TASK TO COMPLETE: All entries must be extracted exactly, with nothing added or dropped.

═══ STORED ROWS

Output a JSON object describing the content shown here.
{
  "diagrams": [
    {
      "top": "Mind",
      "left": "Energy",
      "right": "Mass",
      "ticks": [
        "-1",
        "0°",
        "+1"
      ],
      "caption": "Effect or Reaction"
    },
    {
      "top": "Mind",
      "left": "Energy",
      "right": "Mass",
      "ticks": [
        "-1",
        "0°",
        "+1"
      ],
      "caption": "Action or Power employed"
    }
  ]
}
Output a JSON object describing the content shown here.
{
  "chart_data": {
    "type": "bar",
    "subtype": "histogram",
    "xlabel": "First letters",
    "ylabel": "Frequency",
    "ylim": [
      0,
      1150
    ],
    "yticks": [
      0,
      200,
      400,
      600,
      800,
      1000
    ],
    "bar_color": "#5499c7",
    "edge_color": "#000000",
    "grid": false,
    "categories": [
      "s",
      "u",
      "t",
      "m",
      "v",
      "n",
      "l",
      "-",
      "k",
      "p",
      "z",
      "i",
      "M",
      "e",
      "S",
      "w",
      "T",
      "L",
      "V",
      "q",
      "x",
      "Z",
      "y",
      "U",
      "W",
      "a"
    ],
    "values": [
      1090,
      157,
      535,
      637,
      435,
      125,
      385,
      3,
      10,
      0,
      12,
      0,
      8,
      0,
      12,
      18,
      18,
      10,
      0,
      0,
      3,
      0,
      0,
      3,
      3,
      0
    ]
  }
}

══════

WRITTEN ANSWER:
Output a JSON object describing the content shown here.
{
  "diagrams": [
    {
      "top": "Mind",
      "left": "Energy",
      "right": "Mass",
      "ticks": [
        "-1",
        "0°",
        "+1"
      ],
      "caption": "Effect or Reaction"
    },
    {
      "top": "Mind",
      "left": "Energy",
      "right": "Mass",
      "ticks": [
        "-1",
        "0°",
        "+1"
      ],
      "caption": "Action or Power employed"
    }
  ]
}
Output a JSON object describing the content shown here.
{
  "chart_data": {
    "type": "bar",
    "subtype": "histogram",
    "xlabel": "First letters",
    "ylabel": "Frequency",
    "ylim": [
      0,
      1150
    ],
    "yticks": [
      0,
      200,
      400,
      600,
      800,
      1000
    ],
    "bar_color": "#5499c7",
    "edge_color": "#000000",
    "grid": false,
    "categories": [
      "s",
      "u",
      "t",
      "m",
      "v",
      "n",
      "l",
      "-",
      "k",
      "p",
      "z",
      "i",
      "M",
      "e",
      "S",
      "w",
      "T",
      "L",
      "V",
      "q",
      "x",
      "Z",
      "y",
      "U",
      "W",
      "a"
    ],
    "values": [
      1090,
      157,
      535,
      637,
      435,
      125,
      385,
      3,
      10,
      0,
      12,
      0,
      8,
      0,
      12,
      18,
      18,
      10,
      0,
      0,
      3,
      0,
      0,
      3,
      3,
      0
    ]
  }
}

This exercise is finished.